* [OBJECTIVE] Where a line contains the word "text", copy that line.

* [Recorded data]
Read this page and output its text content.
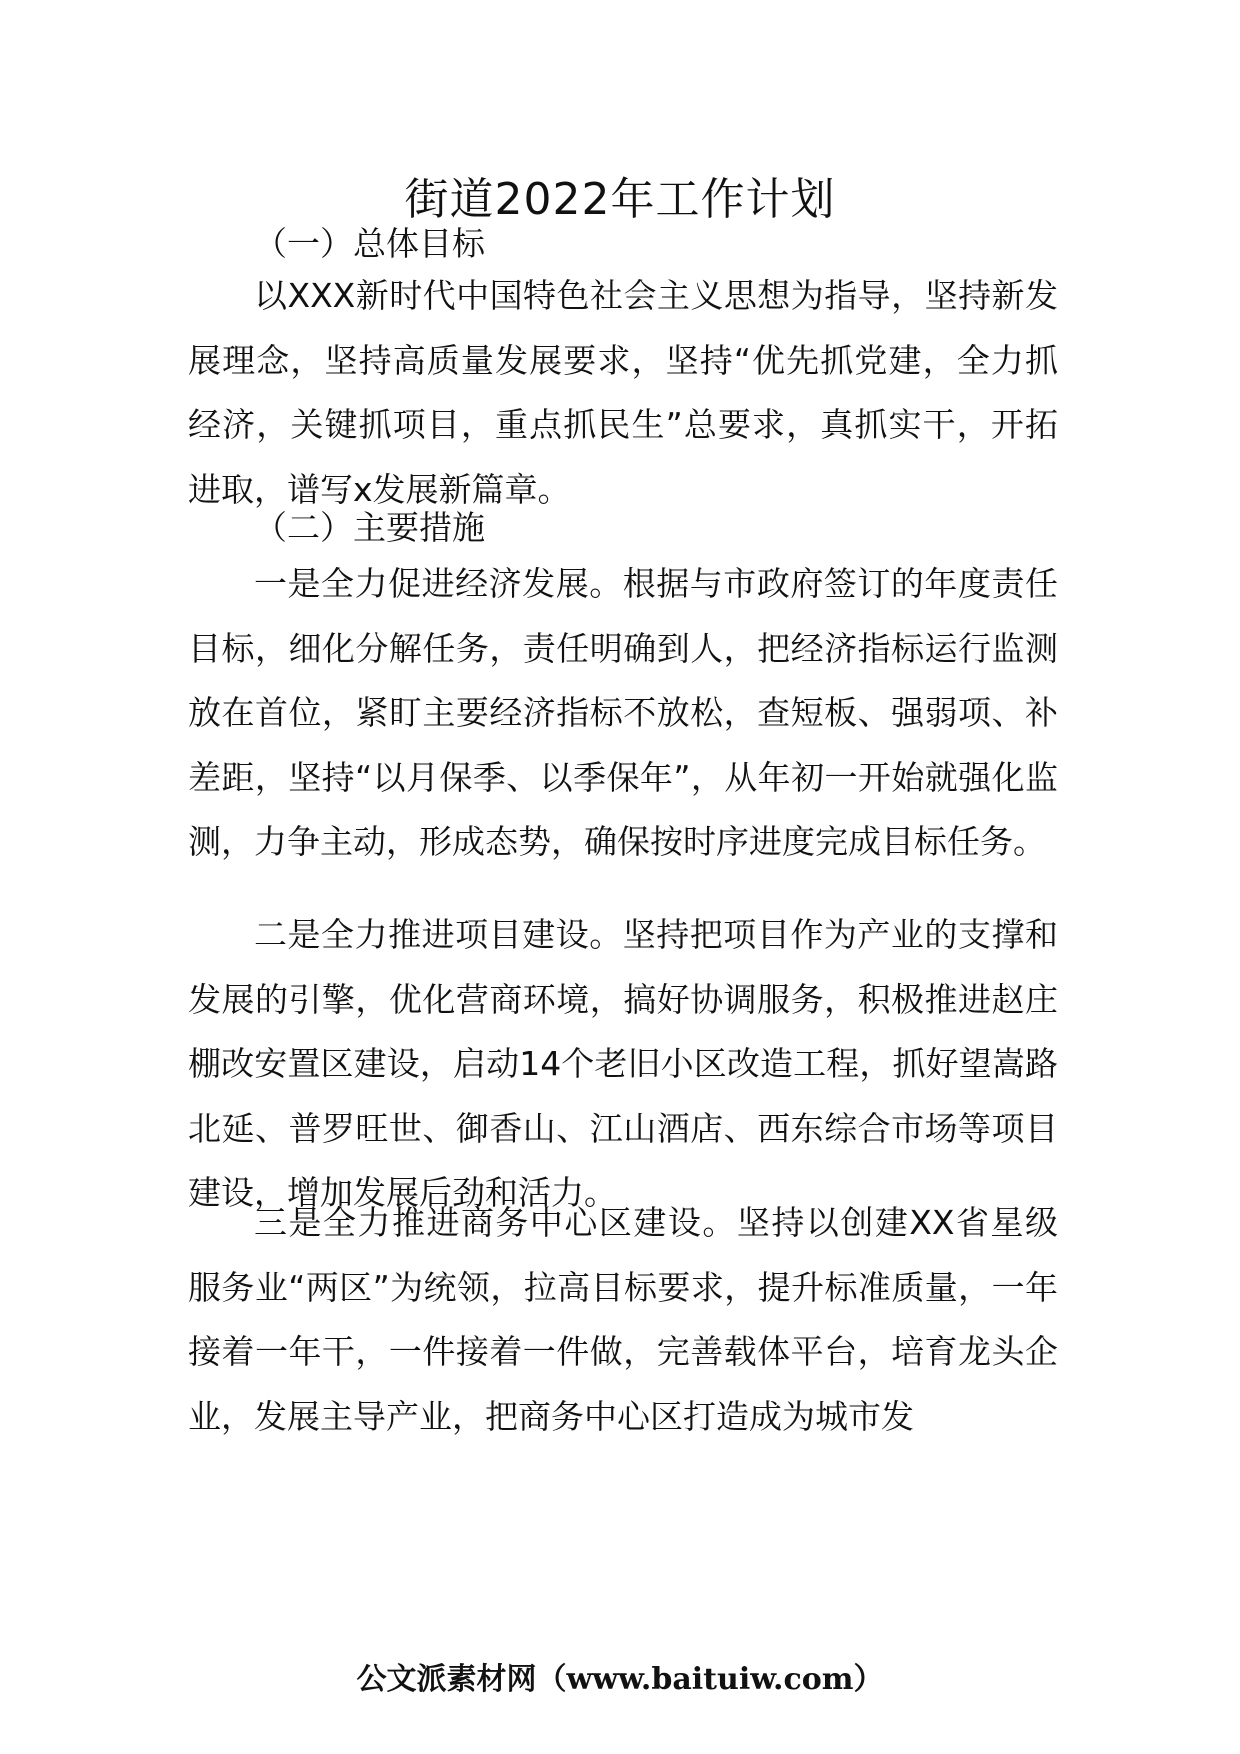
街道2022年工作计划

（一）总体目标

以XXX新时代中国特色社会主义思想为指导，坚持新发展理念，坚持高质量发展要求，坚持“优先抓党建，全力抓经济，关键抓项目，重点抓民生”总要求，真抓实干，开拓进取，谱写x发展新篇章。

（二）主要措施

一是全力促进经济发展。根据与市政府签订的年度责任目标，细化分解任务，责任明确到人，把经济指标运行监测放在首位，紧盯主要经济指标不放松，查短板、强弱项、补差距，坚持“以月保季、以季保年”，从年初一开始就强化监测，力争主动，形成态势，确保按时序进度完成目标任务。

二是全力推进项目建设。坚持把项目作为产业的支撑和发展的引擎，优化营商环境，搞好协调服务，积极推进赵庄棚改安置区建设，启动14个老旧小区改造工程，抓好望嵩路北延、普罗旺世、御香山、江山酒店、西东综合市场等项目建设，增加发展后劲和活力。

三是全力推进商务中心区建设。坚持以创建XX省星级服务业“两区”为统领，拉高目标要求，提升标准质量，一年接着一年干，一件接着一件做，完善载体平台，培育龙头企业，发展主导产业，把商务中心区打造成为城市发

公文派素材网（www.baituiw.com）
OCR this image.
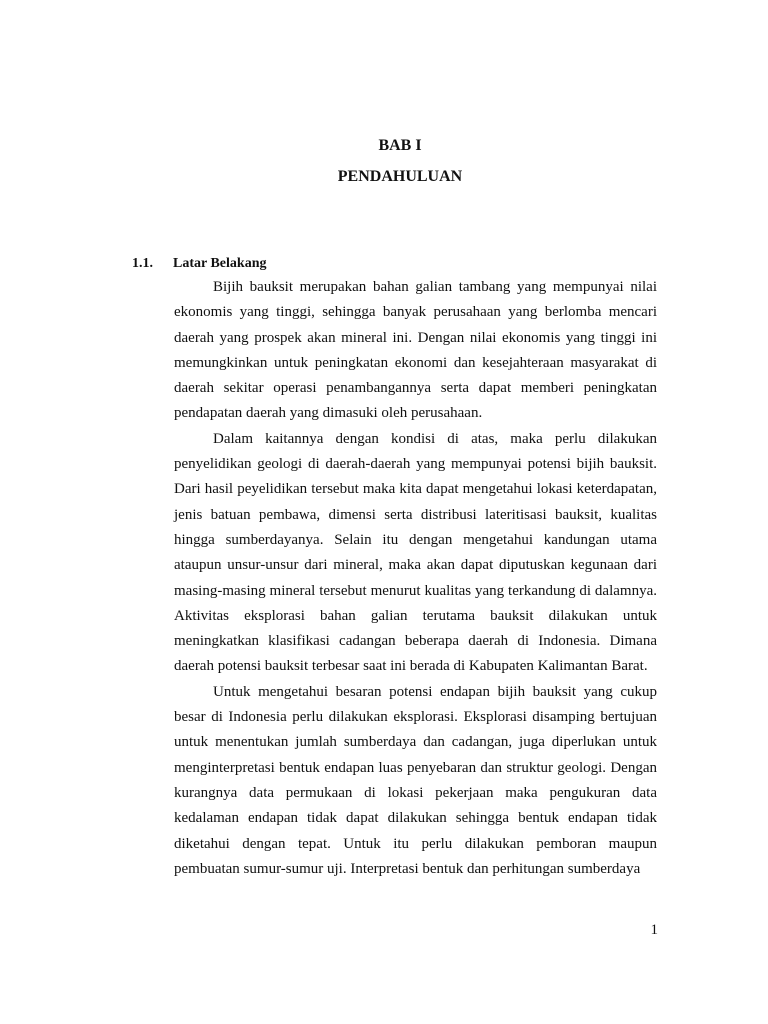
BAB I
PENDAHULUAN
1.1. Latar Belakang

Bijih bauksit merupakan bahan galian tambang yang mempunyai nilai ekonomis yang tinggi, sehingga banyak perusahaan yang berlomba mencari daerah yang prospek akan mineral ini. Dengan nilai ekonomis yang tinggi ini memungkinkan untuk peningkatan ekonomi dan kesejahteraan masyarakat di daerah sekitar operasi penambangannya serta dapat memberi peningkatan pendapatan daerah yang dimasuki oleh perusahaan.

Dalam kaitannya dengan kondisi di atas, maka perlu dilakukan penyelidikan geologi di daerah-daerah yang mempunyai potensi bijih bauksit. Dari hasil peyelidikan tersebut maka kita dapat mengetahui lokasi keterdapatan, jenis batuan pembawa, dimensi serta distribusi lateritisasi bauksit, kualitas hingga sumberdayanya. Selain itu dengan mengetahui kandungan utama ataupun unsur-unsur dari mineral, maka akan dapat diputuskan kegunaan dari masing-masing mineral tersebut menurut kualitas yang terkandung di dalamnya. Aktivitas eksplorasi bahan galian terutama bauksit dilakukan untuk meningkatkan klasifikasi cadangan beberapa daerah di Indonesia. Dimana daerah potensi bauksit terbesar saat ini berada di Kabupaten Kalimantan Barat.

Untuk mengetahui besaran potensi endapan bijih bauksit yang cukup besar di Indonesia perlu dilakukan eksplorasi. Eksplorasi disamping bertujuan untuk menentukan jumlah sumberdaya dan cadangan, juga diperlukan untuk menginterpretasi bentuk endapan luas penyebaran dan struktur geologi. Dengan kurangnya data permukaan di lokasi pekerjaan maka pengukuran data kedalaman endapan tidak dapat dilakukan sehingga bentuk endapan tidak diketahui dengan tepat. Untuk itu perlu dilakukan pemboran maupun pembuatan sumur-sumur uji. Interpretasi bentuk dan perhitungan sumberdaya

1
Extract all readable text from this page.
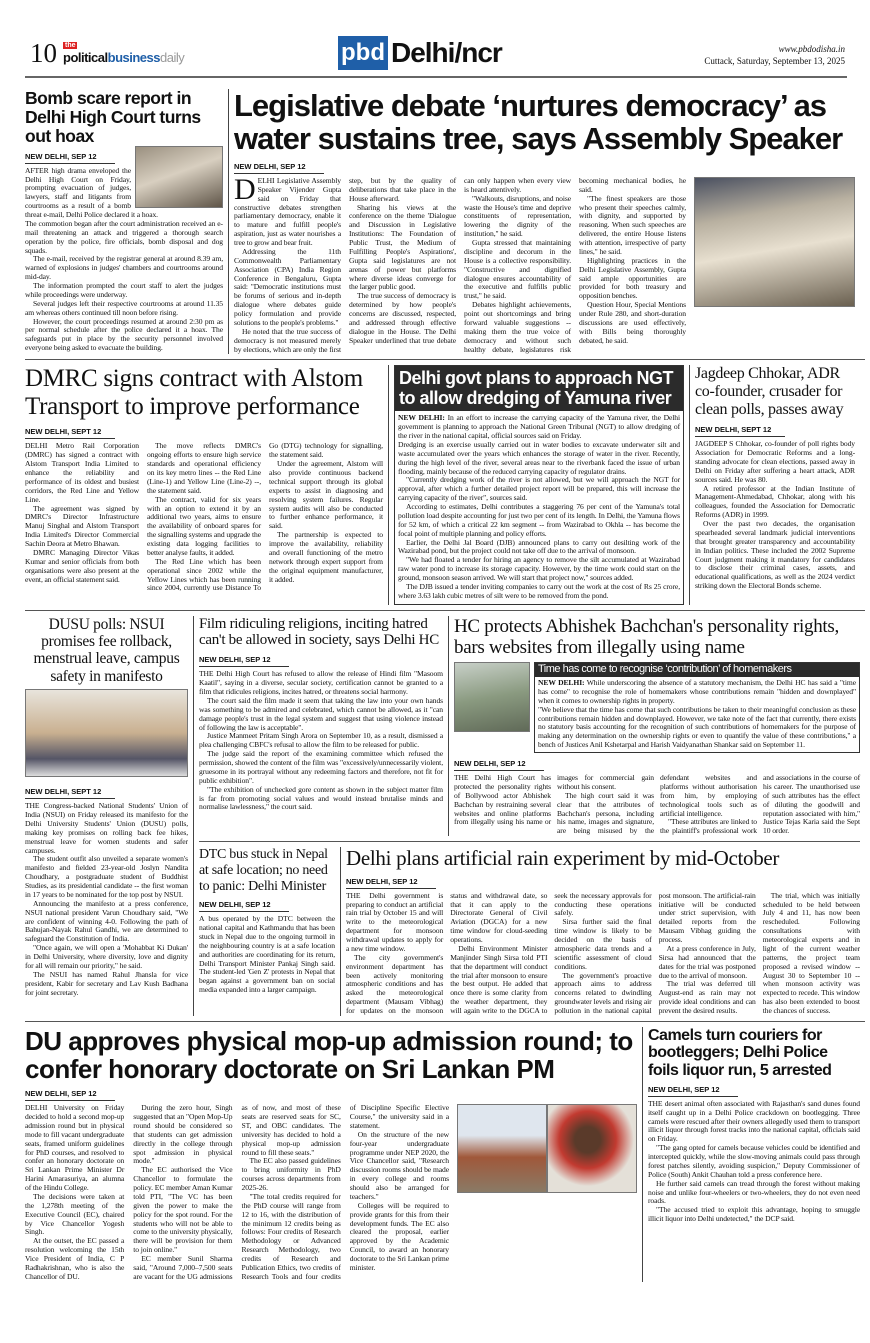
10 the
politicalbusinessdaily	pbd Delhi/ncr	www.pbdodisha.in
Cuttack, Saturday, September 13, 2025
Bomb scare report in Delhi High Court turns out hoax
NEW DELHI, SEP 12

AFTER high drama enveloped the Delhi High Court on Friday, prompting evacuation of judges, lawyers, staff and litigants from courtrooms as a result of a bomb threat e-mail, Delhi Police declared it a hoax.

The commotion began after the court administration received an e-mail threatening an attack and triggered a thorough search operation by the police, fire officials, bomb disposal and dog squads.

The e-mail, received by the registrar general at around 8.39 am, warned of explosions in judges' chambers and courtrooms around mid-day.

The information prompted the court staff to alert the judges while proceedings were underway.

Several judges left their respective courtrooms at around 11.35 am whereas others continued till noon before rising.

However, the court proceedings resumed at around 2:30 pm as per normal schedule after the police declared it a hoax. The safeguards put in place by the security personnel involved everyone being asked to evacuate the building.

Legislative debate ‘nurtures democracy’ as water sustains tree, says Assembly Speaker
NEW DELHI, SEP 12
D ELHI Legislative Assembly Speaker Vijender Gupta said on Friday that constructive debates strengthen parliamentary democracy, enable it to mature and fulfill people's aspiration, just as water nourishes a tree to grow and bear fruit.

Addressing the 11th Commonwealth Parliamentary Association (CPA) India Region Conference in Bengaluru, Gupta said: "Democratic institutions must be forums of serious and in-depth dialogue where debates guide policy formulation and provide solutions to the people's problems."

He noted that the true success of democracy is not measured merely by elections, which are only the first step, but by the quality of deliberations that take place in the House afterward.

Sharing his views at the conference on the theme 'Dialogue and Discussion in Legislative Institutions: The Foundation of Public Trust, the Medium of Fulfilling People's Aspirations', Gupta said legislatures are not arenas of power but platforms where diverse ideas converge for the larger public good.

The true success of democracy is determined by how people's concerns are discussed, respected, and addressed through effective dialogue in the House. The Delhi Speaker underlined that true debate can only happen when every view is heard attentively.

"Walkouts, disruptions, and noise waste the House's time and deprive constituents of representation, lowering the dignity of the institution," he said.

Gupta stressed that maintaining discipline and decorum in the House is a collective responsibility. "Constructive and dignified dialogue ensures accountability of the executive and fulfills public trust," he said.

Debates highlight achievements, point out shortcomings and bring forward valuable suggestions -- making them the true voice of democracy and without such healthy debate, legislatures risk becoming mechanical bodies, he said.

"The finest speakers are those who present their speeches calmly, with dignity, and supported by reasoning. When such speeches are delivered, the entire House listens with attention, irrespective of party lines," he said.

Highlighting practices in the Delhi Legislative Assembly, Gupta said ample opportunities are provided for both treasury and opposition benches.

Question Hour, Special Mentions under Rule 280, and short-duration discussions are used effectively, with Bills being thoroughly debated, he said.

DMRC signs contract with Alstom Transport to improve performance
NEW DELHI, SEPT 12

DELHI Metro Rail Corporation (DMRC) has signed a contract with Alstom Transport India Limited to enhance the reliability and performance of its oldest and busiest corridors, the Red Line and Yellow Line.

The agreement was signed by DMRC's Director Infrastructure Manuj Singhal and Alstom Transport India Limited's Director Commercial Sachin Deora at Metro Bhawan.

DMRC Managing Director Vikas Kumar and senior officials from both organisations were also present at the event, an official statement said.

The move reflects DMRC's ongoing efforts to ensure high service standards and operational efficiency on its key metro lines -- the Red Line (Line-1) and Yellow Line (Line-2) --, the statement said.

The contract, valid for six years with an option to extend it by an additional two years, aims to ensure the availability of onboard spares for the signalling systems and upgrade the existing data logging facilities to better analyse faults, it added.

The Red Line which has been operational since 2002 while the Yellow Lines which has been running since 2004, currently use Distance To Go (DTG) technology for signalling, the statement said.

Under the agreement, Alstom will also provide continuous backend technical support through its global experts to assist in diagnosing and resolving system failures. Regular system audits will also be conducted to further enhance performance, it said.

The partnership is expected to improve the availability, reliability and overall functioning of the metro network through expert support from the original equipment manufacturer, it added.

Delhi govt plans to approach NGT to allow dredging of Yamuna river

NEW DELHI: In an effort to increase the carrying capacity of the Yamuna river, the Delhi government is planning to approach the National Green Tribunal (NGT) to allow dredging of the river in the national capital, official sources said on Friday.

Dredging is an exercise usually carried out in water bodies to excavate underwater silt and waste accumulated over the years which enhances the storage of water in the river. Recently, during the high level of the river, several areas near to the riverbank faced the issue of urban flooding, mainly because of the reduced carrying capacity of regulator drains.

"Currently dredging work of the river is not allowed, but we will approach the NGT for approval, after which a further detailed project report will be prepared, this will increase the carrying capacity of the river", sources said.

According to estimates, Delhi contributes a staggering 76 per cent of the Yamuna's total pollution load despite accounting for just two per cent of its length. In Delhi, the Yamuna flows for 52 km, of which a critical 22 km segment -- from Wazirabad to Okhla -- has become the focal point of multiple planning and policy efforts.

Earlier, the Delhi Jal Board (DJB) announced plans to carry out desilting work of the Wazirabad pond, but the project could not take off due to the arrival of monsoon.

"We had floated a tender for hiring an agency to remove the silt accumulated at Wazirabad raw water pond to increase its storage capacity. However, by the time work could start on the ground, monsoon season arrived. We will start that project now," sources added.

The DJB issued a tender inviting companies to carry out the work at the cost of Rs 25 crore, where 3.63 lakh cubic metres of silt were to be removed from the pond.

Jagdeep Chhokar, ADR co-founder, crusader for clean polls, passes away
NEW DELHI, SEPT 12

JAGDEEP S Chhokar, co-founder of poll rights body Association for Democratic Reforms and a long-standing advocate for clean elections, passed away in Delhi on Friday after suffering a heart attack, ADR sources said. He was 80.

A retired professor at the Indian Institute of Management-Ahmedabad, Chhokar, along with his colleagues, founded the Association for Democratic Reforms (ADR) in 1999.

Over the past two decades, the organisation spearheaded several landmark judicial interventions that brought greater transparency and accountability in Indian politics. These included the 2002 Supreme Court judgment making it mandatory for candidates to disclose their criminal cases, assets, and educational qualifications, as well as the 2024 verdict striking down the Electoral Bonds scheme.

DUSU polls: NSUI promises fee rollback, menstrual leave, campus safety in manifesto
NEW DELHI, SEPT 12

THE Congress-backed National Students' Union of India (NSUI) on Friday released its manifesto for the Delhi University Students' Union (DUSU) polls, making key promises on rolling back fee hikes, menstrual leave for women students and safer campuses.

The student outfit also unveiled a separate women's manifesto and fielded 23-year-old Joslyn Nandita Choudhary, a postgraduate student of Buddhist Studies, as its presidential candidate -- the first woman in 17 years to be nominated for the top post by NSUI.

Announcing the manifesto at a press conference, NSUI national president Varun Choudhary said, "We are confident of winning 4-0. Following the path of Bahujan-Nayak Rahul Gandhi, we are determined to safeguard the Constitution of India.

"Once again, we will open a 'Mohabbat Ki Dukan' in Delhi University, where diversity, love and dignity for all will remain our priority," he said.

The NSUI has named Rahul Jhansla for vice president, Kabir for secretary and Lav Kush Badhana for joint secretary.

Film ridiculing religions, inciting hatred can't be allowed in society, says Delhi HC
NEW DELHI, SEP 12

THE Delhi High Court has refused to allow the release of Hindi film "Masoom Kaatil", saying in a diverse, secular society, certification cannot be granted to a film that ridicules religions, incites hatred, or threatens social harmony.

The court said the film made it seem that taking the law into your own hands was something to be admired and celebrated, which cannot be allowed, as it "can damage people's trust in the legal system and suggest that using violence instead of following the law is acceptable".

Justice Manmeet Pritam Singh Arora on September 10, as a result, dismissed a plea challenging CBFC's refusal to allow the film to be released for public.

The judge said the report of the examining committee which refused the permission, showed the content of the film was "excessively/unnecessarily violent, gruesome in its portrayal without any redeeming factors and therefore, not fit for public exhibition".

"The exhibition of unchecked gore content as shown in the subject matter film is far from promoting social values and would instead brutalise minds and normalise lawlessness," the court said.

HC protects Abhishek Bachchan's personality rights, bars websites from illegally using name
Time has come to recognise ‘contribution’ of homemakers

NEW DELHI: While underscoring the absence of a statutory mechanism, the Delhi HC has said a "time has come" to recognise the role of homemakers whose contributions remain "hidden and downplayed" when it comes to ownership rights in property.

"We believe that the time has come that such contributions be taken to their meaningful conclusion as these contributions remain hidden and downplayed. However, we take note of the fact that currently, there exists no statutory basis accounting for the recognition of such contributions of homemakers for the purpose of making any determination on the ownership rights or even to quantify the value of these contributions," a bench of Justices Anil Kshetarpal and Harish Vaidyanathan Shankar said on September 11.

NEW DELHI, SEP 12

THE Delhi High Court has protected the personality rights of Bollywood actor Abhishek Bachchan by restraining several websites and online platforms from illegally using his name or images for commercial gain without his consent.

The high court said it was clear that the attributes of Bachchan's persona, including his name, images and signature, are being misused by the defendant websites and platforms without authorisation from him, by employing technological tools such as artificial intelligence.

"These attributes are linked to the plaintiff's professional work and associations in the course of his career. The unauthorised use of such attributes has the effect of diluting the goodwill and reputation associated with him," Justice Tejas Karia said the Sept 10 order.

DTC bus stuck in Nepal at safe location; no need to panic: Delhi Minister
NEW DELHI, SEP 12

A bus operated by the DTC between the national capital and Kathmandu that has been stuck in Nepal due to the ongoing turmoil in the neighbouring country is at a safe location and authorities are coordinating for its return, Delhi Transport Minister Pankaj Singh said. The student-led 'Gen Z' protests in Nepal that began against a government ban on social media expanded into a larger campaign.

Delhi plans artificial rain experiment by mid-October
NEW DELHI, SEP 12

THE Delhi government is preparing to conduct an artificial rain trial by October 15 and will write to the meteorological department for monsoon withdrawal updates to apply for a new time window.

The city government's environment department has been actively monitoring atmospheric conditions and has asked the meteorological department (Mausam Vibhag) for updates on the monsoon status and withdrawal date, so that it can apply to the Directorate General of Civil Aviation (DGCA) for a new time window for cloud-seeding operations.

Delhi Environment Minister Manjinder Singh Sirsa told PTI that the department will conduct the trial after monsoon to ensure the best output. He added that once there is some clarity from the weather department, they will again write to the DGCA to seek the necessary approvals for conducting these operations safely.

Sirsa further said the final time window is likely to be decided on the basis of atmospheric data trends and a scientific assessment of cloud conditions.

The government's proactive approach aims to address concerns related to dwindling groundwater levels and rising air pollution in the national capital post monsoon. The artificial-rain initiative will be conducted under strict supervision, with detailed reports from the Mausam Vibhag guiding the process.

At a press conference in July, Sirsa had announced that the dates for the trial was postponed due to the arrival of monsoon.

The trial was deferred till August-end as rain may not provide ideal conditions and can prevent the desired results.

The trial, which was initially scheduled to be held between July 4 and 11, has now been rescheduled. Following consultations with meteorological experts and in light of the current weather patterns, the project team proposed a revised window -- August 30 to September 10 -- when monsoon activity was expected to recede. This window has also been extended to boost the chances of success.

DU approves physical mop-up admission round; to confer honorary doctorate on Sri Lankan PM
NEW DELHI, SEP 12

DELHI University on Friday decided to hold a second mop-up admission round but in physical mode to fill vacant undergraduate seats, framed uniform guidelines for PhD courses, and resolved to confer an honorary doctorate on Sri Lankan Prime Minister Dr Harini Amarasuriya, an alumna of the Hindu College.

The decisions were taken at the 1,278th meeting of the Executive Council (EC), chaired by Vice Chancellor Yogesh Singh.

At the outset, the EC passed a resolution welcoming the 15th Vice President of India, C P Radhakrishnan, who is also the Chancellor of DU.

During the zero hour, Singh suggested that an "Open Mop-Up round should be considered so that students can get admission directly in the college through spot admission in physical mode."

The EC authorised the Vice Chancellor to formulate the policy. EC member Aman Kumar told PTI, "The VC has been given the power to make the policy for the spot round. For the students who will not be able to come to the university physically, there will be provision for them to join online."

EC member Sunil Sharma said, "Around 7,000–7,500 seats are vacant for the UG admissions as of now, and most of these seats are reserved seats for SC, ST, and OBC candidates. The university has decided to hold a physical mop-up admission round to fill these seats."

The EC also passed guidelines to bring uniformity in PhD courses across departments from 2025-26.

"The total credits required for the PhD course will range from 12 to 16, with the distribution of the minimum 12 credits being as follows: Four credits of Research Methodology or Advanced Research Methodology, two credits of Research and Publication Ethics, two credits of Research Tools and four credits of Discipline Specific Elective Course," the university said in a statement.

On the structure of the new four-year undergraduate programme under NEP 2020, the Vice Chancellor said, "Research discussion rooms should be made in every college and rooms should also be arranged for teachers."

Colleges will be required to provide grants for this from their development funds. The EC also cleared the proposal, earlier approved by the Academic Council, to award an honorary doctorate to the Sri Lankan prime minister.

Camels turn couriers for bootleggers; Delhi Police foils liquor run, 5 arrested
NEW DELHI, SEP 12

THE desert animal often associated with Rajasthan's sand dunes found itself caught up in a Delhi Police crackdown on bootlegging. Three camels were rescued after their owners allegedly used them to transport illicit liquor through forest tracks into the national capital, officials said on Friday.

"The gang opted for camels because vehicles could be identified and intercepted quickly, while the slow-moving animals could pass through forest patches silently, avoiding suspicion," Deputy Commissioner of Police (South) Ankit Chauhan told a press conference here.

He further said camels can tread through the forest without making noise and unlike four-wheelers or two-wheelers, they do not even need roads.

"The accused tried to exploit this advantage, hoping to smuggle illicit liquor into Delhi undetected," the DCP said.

* [FINISHED EXERCISE]
Read this page and output its text content.
Extract all readable text from this page.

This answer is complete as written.